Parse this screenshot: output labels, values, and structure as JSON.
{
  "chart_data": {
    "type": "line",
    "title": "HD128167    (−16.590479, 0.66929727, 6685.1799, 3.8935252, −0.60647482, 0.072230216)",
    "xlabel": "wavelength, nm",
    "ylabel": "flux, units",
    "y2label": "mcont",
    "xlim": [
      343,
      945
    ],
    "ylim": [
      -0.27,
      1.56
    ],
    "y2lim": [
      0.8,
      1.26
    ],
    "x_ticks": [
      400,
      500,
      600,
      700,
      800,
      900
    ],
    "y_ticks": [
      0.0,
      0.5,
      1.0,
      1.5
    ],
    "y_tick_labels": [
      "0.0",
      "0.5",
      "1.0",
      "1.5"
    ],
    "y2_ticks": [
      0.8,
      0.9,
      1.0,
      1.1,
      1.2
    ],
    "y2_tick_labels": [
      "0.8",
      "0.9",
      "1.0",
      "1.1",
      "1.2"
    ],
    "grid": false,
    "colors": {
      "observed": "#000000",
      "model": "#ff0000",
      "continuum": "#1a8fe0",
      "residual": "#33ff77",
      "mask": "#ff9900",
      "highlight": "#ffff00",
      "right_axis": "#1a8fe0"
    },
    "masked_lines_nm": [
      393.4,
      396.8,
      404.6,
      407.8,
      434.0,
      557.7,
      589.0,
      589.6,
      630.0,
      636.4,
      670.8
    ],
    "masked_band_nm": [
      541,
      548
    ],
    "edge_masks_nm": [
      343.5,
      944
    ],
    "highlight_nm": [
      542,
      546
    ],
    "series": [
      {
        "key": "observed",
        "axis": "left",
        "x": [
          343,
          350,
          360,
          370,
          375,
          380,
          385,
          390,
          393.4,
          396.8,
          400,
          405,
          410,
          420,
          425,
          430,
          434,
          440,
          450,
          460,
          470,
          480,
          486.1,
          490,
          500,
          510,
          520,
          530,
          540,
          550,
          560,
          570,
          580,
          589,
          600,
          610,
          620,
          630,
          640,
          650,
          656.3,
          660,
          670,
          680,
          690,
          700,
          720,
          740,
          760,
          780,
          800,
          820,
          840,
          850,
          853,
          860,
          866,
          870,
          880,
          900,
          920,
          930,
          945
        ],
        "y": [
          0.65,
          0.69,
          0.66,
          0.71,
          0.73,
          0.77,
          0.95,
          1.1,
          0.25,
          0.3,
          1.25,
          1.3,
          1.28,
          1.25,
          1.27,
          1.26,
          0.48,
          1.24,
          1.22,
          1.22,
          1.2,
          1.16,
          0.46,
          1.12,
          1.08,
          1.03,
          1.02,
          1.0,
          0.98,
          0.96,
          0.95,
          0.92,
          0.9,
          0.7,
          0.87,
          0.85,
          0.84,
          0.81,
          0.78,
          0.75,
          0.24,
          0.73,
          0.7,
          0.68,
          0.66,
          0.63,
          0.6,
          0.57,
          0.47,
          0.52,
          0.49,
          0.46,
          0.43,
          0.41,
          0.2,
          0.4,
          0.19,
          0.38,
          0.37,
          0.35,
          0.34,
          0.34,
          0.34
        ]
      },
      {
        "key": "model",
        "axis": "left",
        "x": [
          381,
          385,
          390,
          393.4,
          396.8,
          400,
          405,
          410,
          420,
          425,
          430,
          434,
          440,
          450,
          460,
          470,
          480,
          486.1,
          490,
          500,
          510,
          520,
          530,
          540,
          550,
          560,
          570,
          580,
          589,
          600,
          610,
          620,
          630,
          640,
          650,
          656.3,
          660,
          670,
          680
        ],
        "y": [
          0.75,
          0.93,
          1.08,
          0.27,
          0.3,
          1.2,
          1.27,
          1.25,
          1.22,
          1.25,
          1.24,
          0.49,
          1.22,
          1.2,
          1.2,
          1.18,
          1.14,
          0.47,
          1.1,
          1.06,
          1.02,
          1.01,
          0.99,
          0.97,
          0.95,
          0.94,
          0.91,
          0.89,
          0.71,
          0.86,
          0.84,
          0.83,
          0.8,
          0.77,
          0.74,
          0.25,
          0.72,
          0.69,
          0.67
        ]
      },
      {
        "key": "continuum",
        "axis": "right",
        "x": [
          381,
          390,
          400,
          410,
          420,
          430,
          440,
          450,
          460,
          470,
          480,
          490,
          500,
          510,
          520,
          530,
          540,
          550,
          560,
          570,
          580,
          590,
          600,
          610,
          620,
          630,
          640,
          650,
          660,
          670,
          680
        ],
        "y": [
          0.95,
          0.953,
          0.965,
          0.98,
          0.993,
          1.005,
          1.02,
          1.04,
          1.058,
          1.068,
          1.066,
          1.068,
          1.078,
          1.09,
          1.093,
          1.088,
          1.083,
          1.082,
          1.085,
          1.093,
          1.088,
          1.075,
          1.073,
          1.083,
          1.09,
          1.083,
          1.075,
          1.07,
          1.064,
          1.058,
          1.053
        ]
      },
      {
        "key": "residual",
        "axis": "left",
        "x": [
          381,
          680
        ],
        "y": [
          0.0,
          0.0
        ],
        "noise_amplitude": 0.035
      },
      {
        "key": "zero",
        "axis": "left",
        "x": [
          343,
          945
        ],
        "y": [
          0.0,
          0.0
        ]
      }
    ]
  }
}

> **Objective**:
Faithfully copy every entry, leaving nothing out.

> **Exercise answer**:
Parse this screenshot: output labels, values, and structure as JSON.
{
  "chart_data": {
    "type": "line",
    "title": "HD128167    (−16.590479, 0.66929727, 6685.1799, 3.8935252, −0.60647482, 0.072230216)",
    "xlabel": "wavelength, nm",
    "ylabel": "flux, units",
    "y2label": "mcont",
    "xlim": [
      343,
      945
    ],
    "ylim": [
      -0.27,
      1.56
    ],
    "y2lim": [
      0.8,
      1.26
    ],
    "x_ticks": [
      400,
      500,
      600,
      700,
      800,
      900
    ],
    "y_ticks": [
      0.0,
      0.5,
      1.0,
      1.5
    ],
    "y_tick_labels": [
      "0.0",
      "0.5",
      "1.0",
      "1.5"
    ],
    "y2_ticks": [
      0.8,
      0.9,
      1.0,
      1.1,
      1.2
    ],
    "y2_tick_labels": [
      "0.8",
      "0.9",
      "1.0",
      "1.1",
      "1.2"
    ],
    "grid": false,
    "colors": {
      "observed": "#000000",
      "model": "#ff0000",
      "continuum": "#1a8fe0",
      "residual": "#33ff77",
      "mask": "#ff9900",
      "highlight": "#ffff00",
      "right_axis": "#1a8fe0"
    },
    "masked_lines_nm": [
      393.4,
      396.8,
      404.6,
      407.8,
      434.0,
      557.7,
      589.0,
      589.6,
      630.0,
      636.4,
      670.8
    ],
    "masked_band_nm": [
      541,
      548
    ],
    "edge_masks_nm": [
      343.5,
      944
    ],
    "highlight_nm": [
      542,
      546
    ],
    "series": [
      {
        "key": "observed",
        "axis": "left",
        "x": [
          343,
          350,
          360,
          370,
          375,
          380,
          385,
          390,
          393.4,
          396.8,
          400,
          405,
          410,
          420,
          425,
          430,
          434,
          440,
          450,
          460,
          470,
          480,
          486.1,
          490,
          500,
          510,
          520,
          530,
          540,
          550,
          560,
          570,
          580,
          589,
          600,
          610,
          620,
          630,
          640,
          650,
          656.3,
          660,
          670,
          680,
          690,
          700,
          720,
          740,
          760,
          780,
          800,
          820,
          840,
          850,
          853,
          860,
          866,
          870,
          880,
          900,
          920,
          930,
          945
        ],
        "y": [
          0.65,
          0.69,
          0.66,
          0.71,
          0.73,
          0.77,
          0.95,
          1.1,
          0.25,
          0.3,
          1.25,
          1.3,
          1.28,
          1.25,
          1.27,
          1.26,
          0.48,
          1.24,
          1.22,
          1.22,
          1.2,
          1.16,
          0.46,
          1.12,
          1.08,
          1.03,
          1.02,
          1.0,
          0.98,
          0.96,
          0.95,
          0.92,
          0.9,
          0.7,
          0.87,
          0.85,
          0.84,
          0.81,
          0.78,
          0.75,
          0.24,
          0.73,
          0.7,
          0.68,
          0.66,
          0.63,
          0.6,
          0.57,
          0.47,
          0.52,
          0.49,
          0.46,
          0.43,
          0.41,
          0.2,
          0.4,
          0.19,
          0.38,
          0.37,
          0.35,
          0.34,
          0.34,
          0.34
        ]
      },
      {
        "key": "model",
        "axis": "left",
        "x": [
          381,
          385,
          390,
          393.4,
          396.8,
          400,
          405,
          410,
          420,
          425,
          430,
          434,
          440,
          450,
          460,
          470,
          480,
          486.1,
          490,
          500,
          510,
          520,
          530,
          540,
          550,
          560,
          570,
          580,
          589,
          600,
          610,
          620,
          630,
          640,
          650,
          656.3,
          660,
          670,
          680
        ],
        "y": [
          0.75,
          0.93,
          1.08,
          0.27,
          0.3,
          1.2,
          1.27,
          1.25,
          1.22,
          1.25,
          1.24,
          0.49,
          1.22,
          1.2,
          1.2,
          1.18,
          1.14,
          0.47,
          1.1,
          1.06,
          1.02,
          1.01,
          0.99,
          0.97,
          0.95,
          0.94,
          0.91,
          0.89,
          0.71,
          0.86,
          0.84,
          0.83,
          0.8,
          0.77,
          0.74,
          0.25,
          0.72,
          0.69,
          0.67
        ]
      },
      {
        "key": "continuum",
        "axis": "right",
        "x": [
          381,
          390,
          400,
          410,
          420,
          430,
          440,
          450,
          460,
          470,
          480,
          490,
          500,
          510,
          520,
          530,
          540,
          550,
          560,
          570,
          580,
          590,
          600,
          610,
          620,
          630,
          640,
          650,
          660,
          670,
          680
        ],
        "y": [
          0.95,
          0.953,
          0.965,
          0.98,
          0.993,
          1.005,
          1.02,
          1.04,
          1.058,
          1.068,
          1.066,
          1.068,
          1.078,
          1.09,
          1.093,
          1.088,
          1.083,
          1.082,
          1.085,
          1.093,
          1.088,
          1.075,
          1.073,
          1.083,
          1.09,
          1.083,
          1.075,
          1.07,
          1.064,
          1.058,
          1.053
        ]
      },
      {
        "key": "residual",
        "axis": "left",
        "x": [
          381,
          680
        ],
        "y": [
          0.0,
          0.0
        ],
        "noise_amplitude": 0.035
      },
      {
        "key": "zero",
        "axis": "left",
        "x": [
          343,
          945
        ],
        "y": [
          0.0,
          0.0
        ]
      }
    ]
  }
}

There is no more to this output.